Copy every line of the data that contains the string "leçons".

[Items from a data source]
[start]

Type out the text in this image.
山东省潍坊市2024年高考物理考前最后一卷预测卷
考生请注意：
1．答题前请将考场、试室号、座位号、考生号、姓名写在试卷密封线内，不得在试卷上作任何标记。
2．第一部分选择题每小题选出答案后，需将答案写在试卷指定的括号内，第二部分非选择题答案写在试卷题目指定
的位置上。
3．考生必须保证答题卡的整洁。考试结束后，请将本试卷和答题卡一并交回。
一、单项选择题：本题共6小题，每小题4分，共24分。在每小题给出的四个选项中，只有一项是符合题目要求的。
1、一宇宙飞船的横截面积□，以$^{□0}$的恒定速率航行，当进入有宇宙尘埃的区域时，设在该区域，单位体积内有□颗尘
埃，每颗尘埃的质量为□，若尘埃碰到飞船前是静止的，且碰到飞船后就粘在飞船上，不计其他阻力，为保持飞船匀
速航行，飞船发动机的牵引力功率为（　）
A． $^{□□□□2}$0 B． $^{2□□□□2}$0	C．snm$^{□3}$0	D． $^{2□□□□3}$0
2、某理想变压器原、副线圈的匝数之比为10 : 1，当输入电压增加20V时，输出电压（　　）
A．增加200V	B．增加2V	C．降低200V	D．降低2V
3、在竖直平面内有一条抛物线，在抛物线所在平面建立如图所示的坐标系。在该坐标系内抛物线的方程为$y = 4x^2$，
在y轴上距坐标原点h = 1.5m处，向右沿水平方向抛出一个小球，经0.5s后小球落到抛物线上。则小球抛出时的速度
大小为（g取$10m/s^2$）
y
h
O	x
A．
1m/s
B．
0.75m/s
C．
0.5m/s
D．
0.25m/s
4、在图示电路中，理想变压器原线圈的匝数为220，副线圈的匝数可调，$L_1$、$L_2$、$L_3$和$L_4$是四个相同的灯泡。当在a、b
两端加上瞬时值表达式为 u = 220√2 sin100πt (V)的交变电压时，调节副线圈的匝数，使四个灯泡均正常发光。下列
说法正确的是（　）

[end]
[start]

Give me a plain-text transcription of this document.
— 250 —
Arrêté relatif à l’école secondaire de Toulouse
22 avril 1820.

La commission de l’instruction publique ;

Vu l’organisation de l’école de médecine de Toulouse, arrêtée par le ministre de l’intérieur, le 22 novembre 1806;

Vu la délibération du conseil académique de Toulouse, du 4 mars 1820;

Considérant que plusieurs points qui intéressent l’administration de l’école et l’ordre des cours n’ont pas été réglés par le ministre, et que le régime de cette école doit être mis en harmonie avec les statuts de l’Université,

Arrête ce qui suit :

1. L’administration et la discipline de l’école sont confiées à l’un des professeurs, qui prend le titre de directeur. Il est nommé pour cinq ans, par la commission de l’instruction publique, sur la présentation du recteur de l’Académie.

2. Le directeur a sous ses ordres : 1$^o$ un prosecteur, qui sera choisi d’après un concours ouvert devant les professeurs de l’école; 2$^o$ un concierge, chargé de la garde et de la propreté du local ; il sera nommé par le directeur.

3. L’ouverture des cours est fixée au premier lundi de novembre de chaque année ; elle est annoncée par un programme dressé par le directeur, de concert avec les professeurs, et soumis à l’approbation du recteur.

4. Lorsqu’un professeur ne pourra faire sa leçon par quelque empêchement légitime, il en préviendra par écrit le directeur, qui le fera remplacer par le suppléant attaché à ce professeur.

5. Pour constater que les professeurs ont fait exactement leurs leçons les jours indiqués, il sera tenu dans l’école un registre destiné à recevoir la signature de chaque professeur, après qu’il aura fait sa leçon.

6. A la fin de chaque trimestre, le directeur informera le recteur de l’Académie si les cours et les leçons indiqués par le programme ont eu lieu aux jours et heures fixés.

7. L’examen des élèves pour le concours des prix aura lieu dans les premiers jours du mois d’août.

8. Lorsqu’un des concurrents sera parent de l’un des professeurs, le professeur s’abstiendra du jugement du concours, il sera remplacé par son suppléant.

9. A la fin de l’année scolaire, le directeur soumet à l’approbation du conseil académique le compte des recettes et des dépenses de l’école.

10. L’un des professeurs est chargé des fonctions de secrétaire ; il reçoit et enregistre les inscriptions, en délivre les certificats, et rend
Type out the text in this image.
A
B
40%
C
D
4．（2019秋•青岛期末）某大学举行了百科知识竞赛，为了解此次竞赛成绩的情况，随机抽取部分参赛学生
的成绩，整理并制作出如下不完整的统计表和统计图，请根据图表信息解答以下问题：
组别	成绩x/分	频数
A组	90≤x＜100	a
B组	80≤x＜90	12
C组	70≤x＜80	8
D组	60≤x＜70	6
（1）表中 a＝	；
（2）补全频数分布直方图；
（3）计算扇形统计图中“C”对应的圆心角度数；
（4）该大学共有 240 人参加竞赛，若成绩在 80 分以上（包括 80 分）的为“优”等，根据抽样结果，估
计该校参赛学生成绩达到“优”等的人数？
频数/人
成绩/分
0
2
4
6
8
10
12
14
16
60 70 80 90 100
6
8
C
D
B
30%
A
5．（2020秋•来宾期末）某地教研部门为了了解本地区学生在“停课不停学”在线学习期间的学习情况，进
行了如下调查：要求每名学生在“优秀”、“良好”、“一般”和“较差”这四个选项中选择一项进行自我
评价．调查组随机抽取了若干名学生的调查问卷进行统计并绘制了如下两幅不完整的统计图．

[end]
[start]

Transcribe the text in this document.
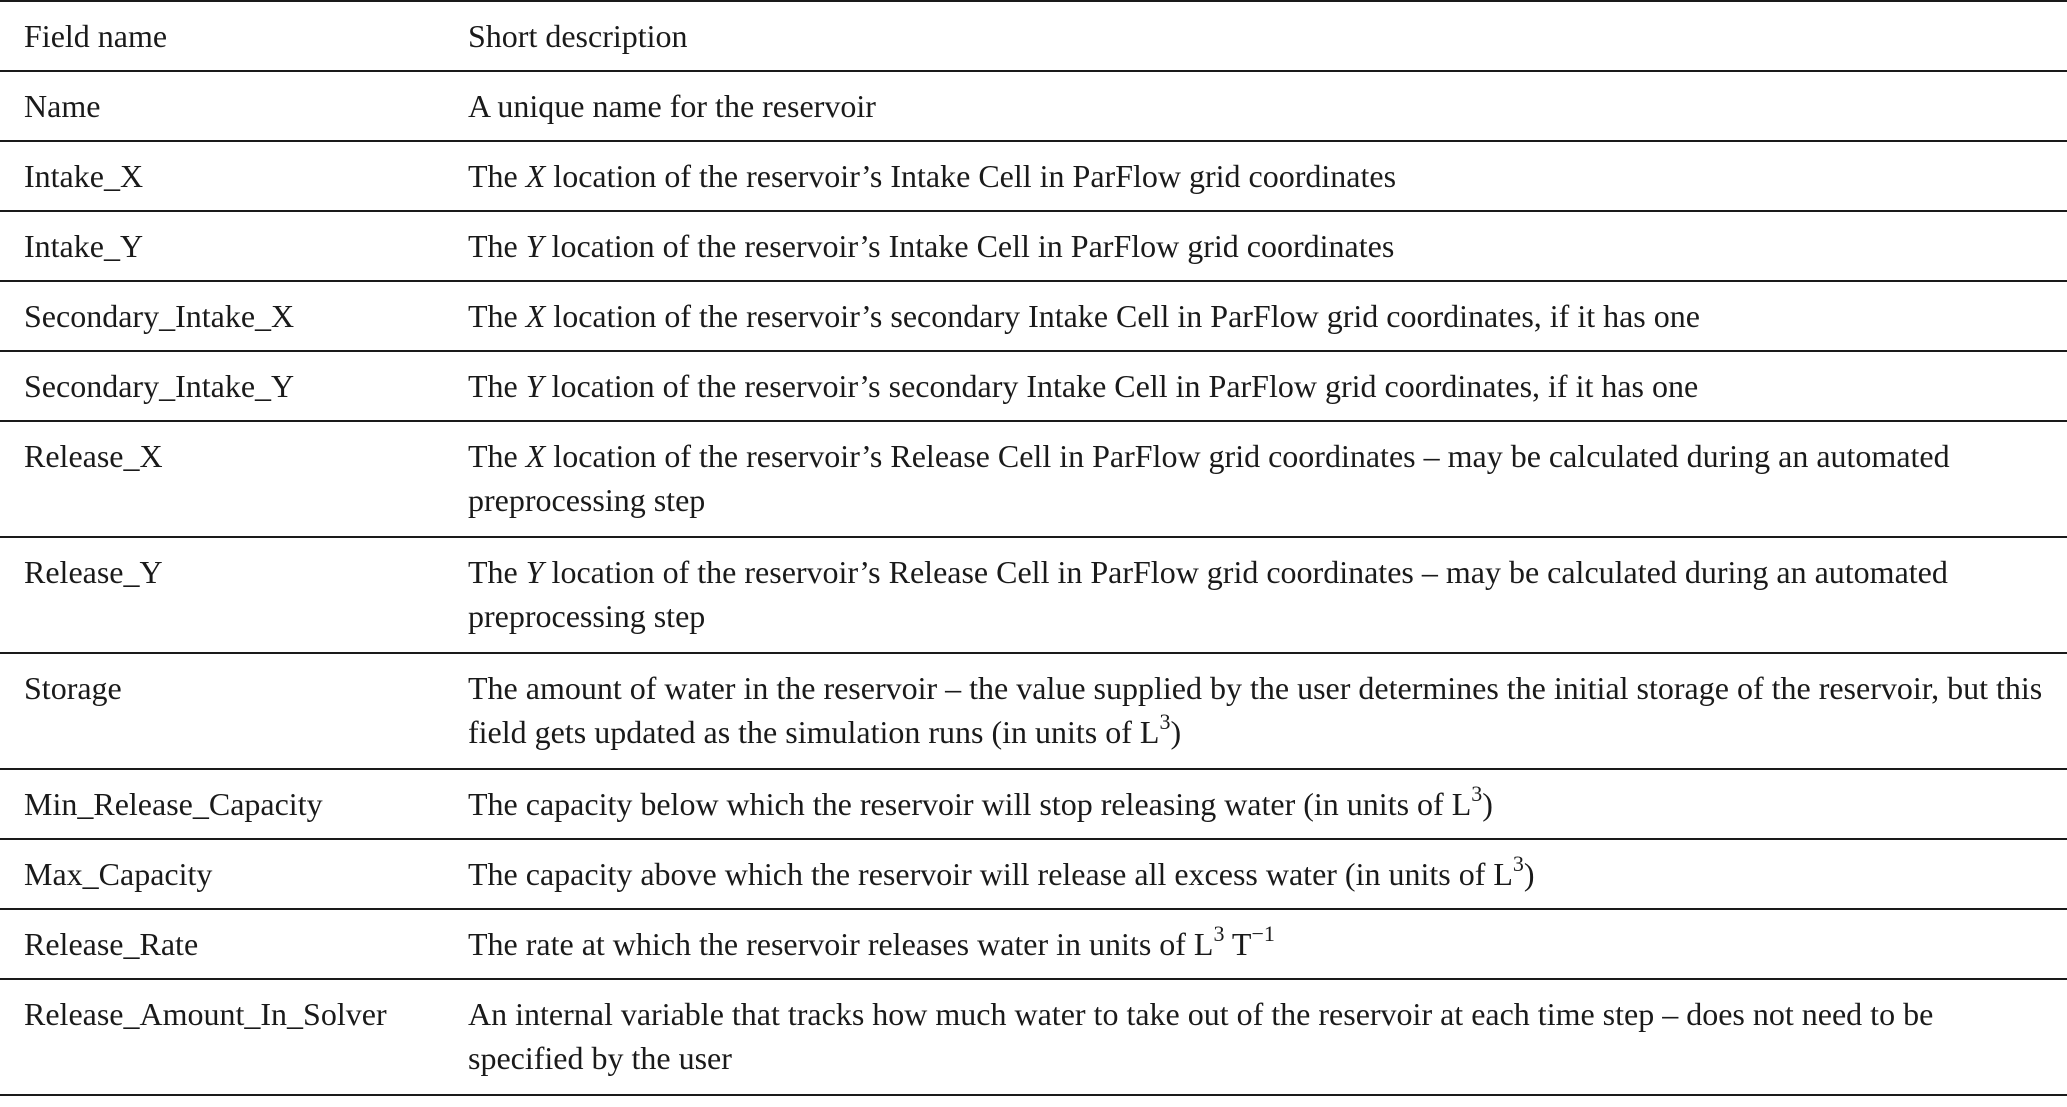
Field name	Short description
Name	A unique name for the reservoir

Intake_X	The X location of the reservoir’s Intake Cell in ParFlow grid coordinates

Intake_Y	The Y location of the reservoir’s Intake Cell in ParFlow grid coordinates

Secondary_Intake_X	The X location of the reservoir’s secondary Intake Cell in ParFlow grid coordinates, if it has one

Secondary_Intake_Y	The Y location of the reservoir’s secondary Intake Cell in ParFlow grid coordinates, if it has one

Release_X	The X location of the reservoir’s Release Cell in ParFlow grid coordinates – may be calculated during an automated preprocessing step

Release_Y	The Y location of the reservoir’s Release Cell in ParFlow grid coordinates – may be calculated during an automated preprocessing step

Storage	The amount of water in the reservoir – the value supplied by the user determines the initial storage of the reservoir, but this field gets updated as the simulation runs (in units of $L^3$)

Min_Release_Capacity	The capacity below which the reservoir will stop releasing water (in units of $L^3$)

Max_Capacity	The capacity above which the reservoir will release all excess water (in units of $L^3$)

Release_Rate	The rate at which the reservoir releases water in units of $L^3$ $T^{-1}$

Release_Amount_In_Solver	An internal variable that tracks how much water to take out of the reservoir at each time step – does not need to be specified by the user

[end]

RESULT:
5. Pour constater que les professeurs ont fait exactement leurs leçons les jours indiqués, il sera tenu dans l’école un registre destiné à recevoir la signature de chaque professeur, après qu’il aura fait sa leçon.
6. A la fin de chaque trimestre, le directeur informera le recteur de l’Académie si les cours et les leçons indiqués par le programme ont eu lieu aux jours et heures fixés.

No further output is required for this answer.